§ Problem details: Reproduce all the records below, swapping every "category-label-line" for "category-text-line" and keeping everything else unchanged. Omit the pictures from the output.

§ Listed entries:
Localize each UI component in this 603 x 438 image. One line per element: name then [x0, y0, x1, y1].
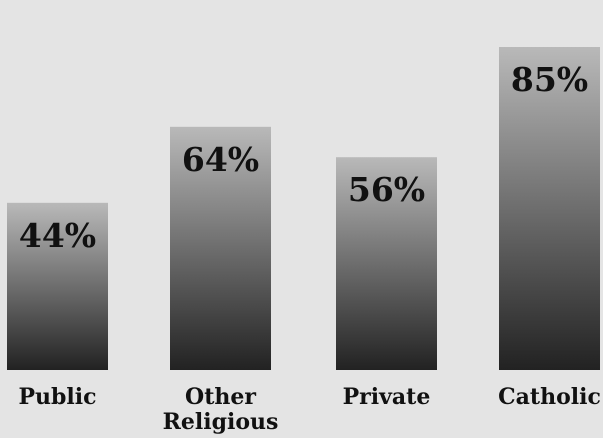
value-labels-group: 44% 64% 56% 85% — [19, 60, 588, 255]
category-label-line: Public — [18, 384, 96, 410]
category-label-line: Religious — [163, 409, 279, 435]
category-label-line: Other — [185, 384, 256, 410]
category-label: Public — [18, 384, 96, 410]
value-label: 64% — [182, 140, 259, 179]
bar-public — [7, 202, 108, 370]
value-label: 44% — [19, 216, 96, 255]
category-label: Other Religious — [163, 384, 279, 435]
bar-catholic — [499, 47, 600, 370]
bars-group — [7, 47, 600, 370]
category-label-line: Catholic — [498, 384, 601, 410]
category-label: Private — [343, 384, 431, 410]
value-label: 56% — [348, 170, 425, 209]
bar-private — [336, 157, 437, 370]
category-labels-group: Public Other Religious Private Catholic — [18, 384, 600, 435]
category-label: Catholic — [498, 384, 601, 410]
category-label-line: Private — [343, 384, 431, 410]
bar-other-religious — [170, 126, 271, 370]
value-label: 85% — [511, 60, 588, 99]
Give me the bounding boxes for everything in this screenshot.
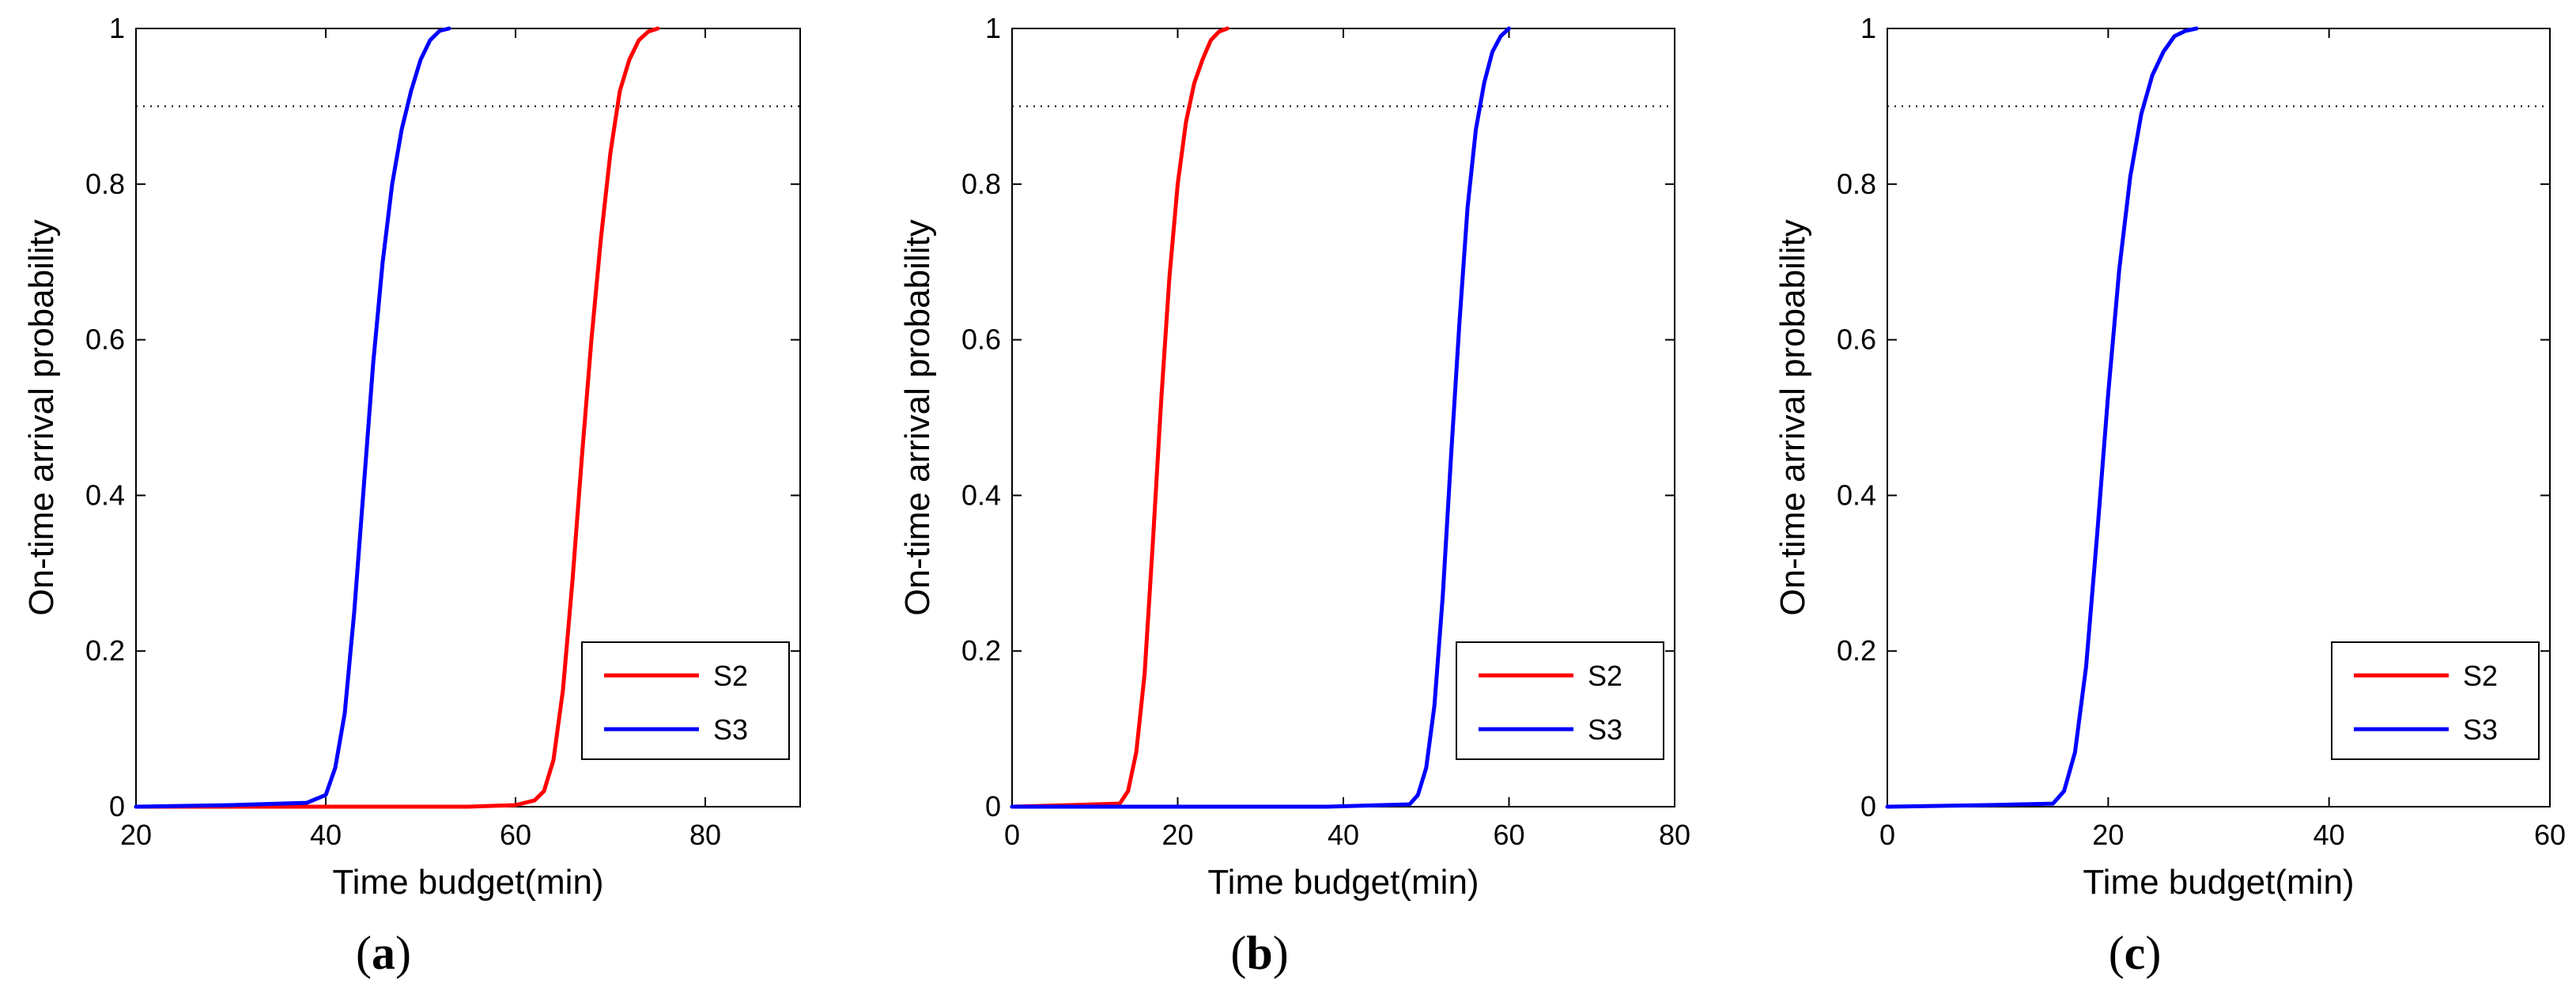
legend-box [2331,641,2540,760]
x-tick-label: 0 [1004,819,1020,851]
plot-frame [1887,28,2551,807]
panel-label-letter: c [2125,927,2146,979]
y-axis-label: On-time arrival probability [22,219,61,615]
x-tick-label: 40 [310,819,342,851]
y-tick-label: 0.2 [85,634,125,667]
legend-label-s3: S3 [2463,713,2498,746]
y-tick-label: 1 [1860,12,1876,44]
x-tick-label: 80 [689,819,721,851]
x-tick-label: 20 [120,819,152,851]
y-tick-label: 0.2 [1837,634,1876,667]
y-tick-label: 0.6 [85,323,125,356]
panel-label-open: ( [2109,927,2125,979]
legend-label-s2: S2 [1588,660,1622,692]
chart-panel-c: 0 20 40 60 0 0.2 0.4 0.6 0.8 1 Time budget(min) On-… [1773,12,2566,979]
x-tick-label: 20 [2092,819,2124,851]
legend: S2 S3 [1456,641,1664,760]
y-tick-label: 1 [109,12,125,44]
panel-label-close: ) [395,927,411,979]
panel-label: (b) [1230,927,1288,979]
panel-label-letter: a [372,927,395,979]
legend-box [581,641,790,760]
chart-panel-b: 0 20 40 60 80 0 0.2 0.4 0.6 0.8 1 Time budget(min) O… [898,12,1690,979]
series-line-s2 [1010,26,1229,809]
y-tick-label: 0.2 [961,634,1001,667]
y-axis-label: On-time arrival probability [1773,219,1812,615]
y-tick-label: 0.8 [961,168,1001,200]
x-tick-label: 40 [1328,819,1359,851]
x-axis-label: Time budget(min) [332,863,603,902]
x-tick-label: 40 [2313,819,2345,851]
panel-label-open: ( [1230,927,1246,979]
legend-label-s2: S2 [2463,660,2498,692]
y-tick-label: 0.6 [1837,323,1876,356]
x-tick-label: 20 [1161,819,1193,851]
legend-label-s3: S3 [713,713,748,746]
panel-label-open: ( [356,927,372,979]
chart-panel-a: 20 40 60 80 0 0.2 0.4 0.6 0.8 1 Time budget(min) On… [22,12,801,979]
series-line-s3 [134,26,451,809]
series-line-s3 [1010,26,1511,809]
y-tick-label: 0.4 [85,478,125,511]
y-tick-label: 1 [985,12,1001,44]
x-axis-label: Time budget(min) [1207,863,1479,902]
y-tick-label: 0.4 [1837,478,1876,511]
x-tick-label: 80 [1659,819,1690,851]
x-tick-label: 0 [1879,819,1895,851]
panel-label: (a) [356,927,411,979]
panel-label-close: ) [1273,927,1289,979]
legend-label-s2: S2 [713,660,748,692]
y-tick-label: 0.8 [85,168,125,200]
x-tick-label: 60 [1493,819,1524,851]
panel-label: (c) [2109,927,2162,979]
series-line-s3 [1885,26,2199,809]
y-tick-label: 0 [1860,790,1876,823]
legend-box [1456,641,1664,760]
x-tick-label: 60 [2534,819,2566,851]
x-tick-label: 60 [500,819,531,851]
series-line-s2 [134,26,660,809]
y-tick-label: 0 [985,790,1001,823]
y-tick-label: 0.6 [961,323,1001,356]
y-tick-label: 0.4 [961,478,1001,511]
legend: S2 S3 [581,641,790,760]
panel-label-letter: b [1246,927,1272,979]
y-axis-label: On-time arrival probability [898,219,937,615]
y-tick-label: 0.8 [1837,168,1876,200]
panel-label-close: ) [2145,927,2161,979]
legend-label-s3: S3 [1588,713,1622,746]
legend: S2 S3 [2331,641,2540,760]
x-axis-label: Time budget(min) [2083,863,2354,902]
y-tick-label: 0 [109,790,125,823]
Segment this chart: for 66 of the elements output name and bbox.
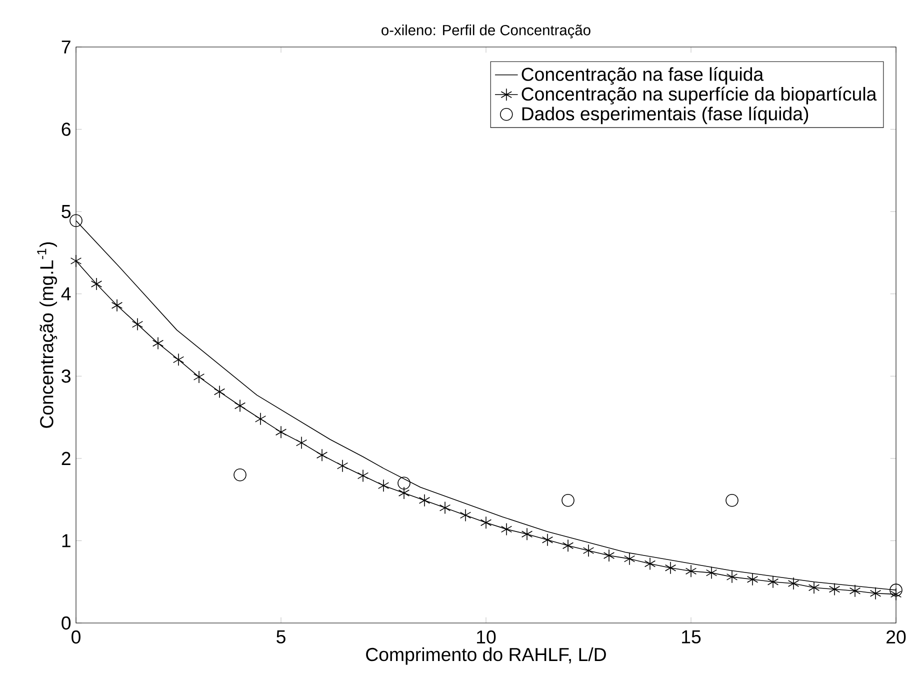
point	[70, 254, 82, 268]
point	[870, 586, 882, 600]
point	[357, 469, 369, 482]
y-tick-label: 4	[61, 287, 71, 300]
point	[828, 582, 840, 596]
point	[460, 508, 472, 522]
point	[562, 494, 574, 507]
point	[726, 494, 738, 507]
point	[214, 385, 226, 398]
point	[726, 570, 738, 584]
point	[890, 588, 902, 601]
point	[849, 584, 861, 598]
point	[624, 552, 636, 566]
point	[336, 459, 348, 472]
point	[521, 528, 533, 541]
y-tick-label: 5	[62, 205, 71, 218]
y-tick-label: 0	[62, 616, 71, 630]
legend-label: Concentração na superfície da biopartícula	[522, 86, 877, 104]
x-tick-label: 15	[682, 630, 701, 644]
point	[603, 549, 615, 562]
point	[644, 557, 656, 570]
legend-label: Dados esperimentais (fase líquida)	[522, 106, 808, 124]
point	[685, 564, 697, 578]
point	[808, 581, 820, 594]
point	[664, 561, 676, 574]
y-axis-title: Concentração (mg.L$^{-1}$)	[37, 242, 58, 428]
x-tick-label: 5	[276, 630, 286, 644]
y-tick-label: 3	[62, 370, 70, 383]
point	[418, 494, 430, 507]
x-axis-title: Comprimento do RAHLF, L/D	[366, 647, 606, 665]
point	[316, 448, 328, 462]
point	[193, 370, 205, 384]
x-tick-label: 0	[72, 630, 80, 644]
point	[500, 522, 512, 536]
point	[706, 566, 718, 580]
point	[398, 476, 410, 490]
point	[172, 353, 184, 366]
point	[746, 572, 758, 586]
point	[254, 412, 266, 426]
point	[582, 544, 594, 557]
point	[378, 479, 390, 492]
y-tick-label: 6	[62, 122, 70, 136]
point	[788, 577, 800, 590]
y-tick-label: 7	[62, 40, 70, 54]
point	[234, 399, 246, 412]
point	[275, 426, 287, 438]
point	[90, 278, 102, 290]
point	[152, 336, 164, 350]
x-tick-label: 20	[886, 630, 906, 644]
point	[234, 468, 246, 482]
point	[296, 436, 308, 450]
point	[480, 516, 492, 530]
point	[542, 533, 554, 546]
y-tick-label: 2	[62, 452, 70, 465]
chart-title: o-xileno: Perfil de Concentração	[382, 24, 590, 38]
point	[132, 318, 144, 331]
point	[439, 501, 451, 514]
legend-label: Concentração na fase líquida	[522, 66, 764, 85]
point	[767, 575, 779, 588]
y-tick-label: 1	[62, 534, 70, 548]
x-tick-label: 10	[477, 630, 496, 644]
point	[70, 214, 82, 228]
point	[562, 539, 574, 552]
point	[111, 298, 123, 312]
point	[890, 584, 902, 596]
point	[398, 486, 410, 500]
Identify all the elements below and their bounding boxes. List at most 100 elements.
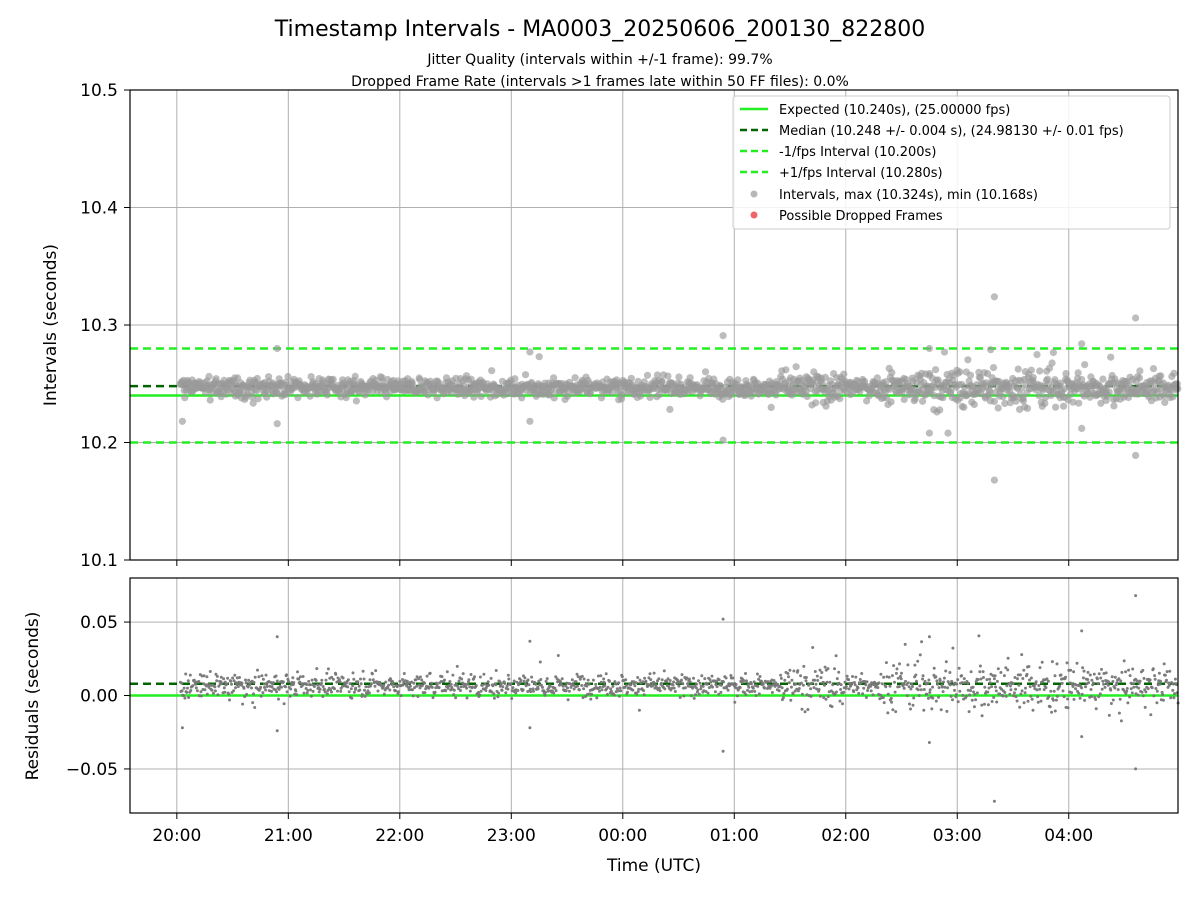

§ In response:
Localize each UI component in this 603 x 438 image. One line per element: name then [x0, y0, x1, y1].
value-labels-group: 44% 64% 56% 85% — [19, 60, 588, 255]
category-text-line: Public — [18, 384, 96, 410]
category-text-line: Religious — [163, 409, 279, 435]
category-text-line: Other — [185, 384, 256, 410]
category-label: Public — [18, 384, 96, 410]
value-label: 64% — [182, 140, 259, 179]
bar-public — [7, 202, 108, 370]
value-label: 44% — [19, 216, 96, 255]
category-label: Other Religious — [163, 384, 279, 435]
bar-catholic — [499, 47, 600, 370]
bars-group — [7, 47, 600, 370]
category-text-line: Catholic — [498, 384, 601, 410]
category-label: Private — [343, 384, 431, 410]
value-label: 56% — [348, 170, 425, 209]
bar-private — [336, 157, 437, 370]
category-labels-group: Public Other Religious Private Catholic — [18, 384, 600, 435]
category-label: Catholic — [498, 384, 601, 410]
category-text-line: Private — [343, 384, 431, 410]
bar-other-religious — [170, 126, 271, 370]
value-label: 85% — [511, 60, 588, 99]
Give me the bounding boxes for everything in this screenshot.
legend-box [2331,641,2540,760]
x-tick-label: 0 [1004,819,1020,851]
plot-frame [1887,28,2551,807]
panel-label-letter: c [2125,927,2146,979]
y-axis-label: On-time arrival probability [22,219,61,615]
x-tick-label: 40 [310,819,342,851]
y-tick-label: 0.2 [85,634,125,667]
legend-label-s3: S3 [2463,713,2498,746]
y-tick-label: 1 [1860,12,1876,44]
x-tick-label: 80 [689,819,721,851]
x-tick-label: 20 [120,819,152,851]
y-tick-label: 0.2 [1837,634,1876,667]
y-tick-label: 0.6 [85,323,125,356]
panel-label-open: ( [2109,927,2125,979]
legend-label-s2: S2 [1588,660,1622,692]
chart-panel-c: 0 20 40 60 0 0.2 0.4 0.6 0.8 1 Time budget(min) On-… [1773,12,2566,979]
x-tick-label: 20 [2092,819,2124,851]
legend: S2 S3 [1456,641,1664,760]
y-tick-label: 1 [109,12,125,44]
panel-label-close: ) [395,927,411,979]
panel-label: (b) [1230,927,1288,979]
panel-label-letter: a [372,927,395,979]
legend-box [581,641,790,760]
chart-panel-b: 0 20 40 60 80 0 0.2 0.4 0.6 0.8 1 Time budget(min) O… [898,12,1690,979]
series-line-s2 [1010,26,1229,809]
y-tick-label: 0.2 [961,634,1001,667]
y-axis-label: On-time arrival probability [1773,219,1812,615]
y-tick-label: 0.8 [961,168,1001,200]
x-tick-label: 40 [1328,819,1359,851]
x-axis-label: Time budget(min) [332,863,603,902]
x-tick-label: 40 [2313,819,2345,851]
panel-label-open: ( [1230,927,1246,979]
legend-label-s2: S2 [2463,660,2498,692]
y-tick-label: 0.6 [1837,323,1876,356]
x-tick-label: 20 [1161,819,1193,851]
legend-label-s3: S3 [713,713,748,746]
panel-label-open: ( [356,927,372,979]
chart-panel-a: 20 40 60 80 0 0.2 0.4 0.6 0.8 1 Time budget(min) On… [22,12,801,979]
series-line-s3 [134,26,451,809]
series-line-s3 [1010,26,1511,809]
y-tick-label: 0.4 [85,478,125,511]
y-tick-label: 1 [985,12,1001,44]
x-axis-label: Time budget(min) [1207,863,1479,902]
y-tick-label: 0.4 [1837,478,1876,511]
x-tick-label: 80 [1659,819,1690,851]
x-tick-label: 0 [1879,819,1895,851]
panel-label: (a) [356,927,411,979]
panel-label-close: ) [1273,927,1289,979]
legend-label-s2: S2 [713,660,748,692]
y-tick-label: 0.8 [85,168,125,200]
x-tick-label: 60 [1493,819,1524,851]
panel-label: (c) [2109,927,2162,979]
series-line-s3 [1885,26,2199,809]
y-tick-label: 0 [1860,790,1876,823]
legend-box [1456,641,1664,760]
x-tick-label: 60 [2534,819,2566,851]
x-tick-label: 60 [500,819,531,851]
series-line-s2 [134,26,660,809]
y-tick-label: 0 [985,790,1001,823]
y-tick-label: 0.6 [961,323,1001,356]
y-tick-label: 0.4 [961,478,1001,511]
legend: S2 S3 [581,641,790,760]
panel-label-letter: b [1246,927,1272,979]
y-axis-label: On-time arrival probability [898,219,937,615]
y-tick-label: 0.8 [1837,168,1876,200]
panel-label-close: ) [2145,927,2161,979]
legend-label-s3: S3 [1588,713,1622,746]
legend: S2 S3 [2331,641,2540,760]
x-axis-label: Time budget(min) [2083,863,2354,902]
y-tick-label: 0 [109,790,125,823]
Segment this chart: for 66 of the elements output name and bbox.
point	[70, 254, 82, 268]
point	[870, 586, 882, 600]
point	[357, 469, 369, 482]
y-tick-label: 4	[61, 287, 71, 300]
point	[828, 582, 840, 596]
point	[460, 508, 472, 522]
point	[562, 494, 574, 507]
point	[726, 494, 738, 507]
point	[214, 385, 226, 398]
point	[726, 570, 738, 584]
point	[890, 588, 902, 601]
point	[849, 584, 861, 598]
point	[624, 552, 636, 566]
point	[336, 459, 348, 472]
point	[521, 528, 533, 541]
y-tick-label: 5	[62, 205, 71, 218]
y-tick-label: 0	[62, 616, 71, 630]
legend-label: Concentração na superfície da biopartícula	[522, 86, 877, 104]
x-tick-label: 15	[682, 630, 701, 644]
point	[603, 549, 615, 562]
point	[644, 557, 656, 570]
legend-label: Dados esperimentais (fase líquida)	[522, 106, 808, 124]
point	[685, 564, 697, 578]
point	[808, 581, 820, 594]
point	[664, 561, 676, 574]
y-axis-title: Concentração (mg.L$^{-1}$)	[37, 242, 58, 428]
x-tick-label: 5	[276, 630, 286, 644]
y-tick-label: 3	[62, 370, 70, 383]
point	[418, 494, 430, 507]
x-axis-title: Comprimento do RAHLF, L/D	[366, 647, 606, 665]
point	[316, 448, 328, 462]
point	[193, 370, 205, 384]
x-tick-label: 0	[72, 630, 80, 644]
point	[500, 522, 512, 536]
point	[706, 566, 718, 580]
point	[398, 476, 410, 490]
point	[172, 353, 184, 366]
point	[746, 572, 758, 586]
point	[254, 412, 266, 426]
point	[582, 544, 594, 557]
point	[378, 479, 390, 492]
y-tick-label: 6	[62, 122, 70, 136]
point	[788, 577, 800, 590]
y-tick-label: 7	[62, 40, 70, 54]
point	[234, 399, 246, 412]
point	[275, 426, 287, 438]
point	[90, 278, 102, 290]
point	[152, 336, 164, 350]
x-tick-label: 20	[886, 630, 906, 644]
point	[234, 468, 246, 482]
point	[296, 436, 308, 450]
point	[480, 516, 492, 530]
point	[542, 533, 554, 546]
y-tick-label: 2	[62, 452, 70, 465]
chart-title: o-xileno: Perfil de Concentração	[382, 24, 590, 38]
point	[132, 318, 144, 331]
point	[439, 501, 451, 514]
legend-label: Concentração na fase líquida	[522, 66, 764, 85]
point	[767, 575, 779, 588]
y-tick-label: 1	[62, 534, 70, 548]
x-tick-label: 10	[477, 630, 496, 644]
point	[70, 214, 82, 228]
point	[562, 539, 574, 552]
point	[111, 298, 123, 312]
point	[890, 584, 902, 596]
point	[398, 486, 410, 500]
Identify all the elements below and their bounding boxes. List at most 100 elements.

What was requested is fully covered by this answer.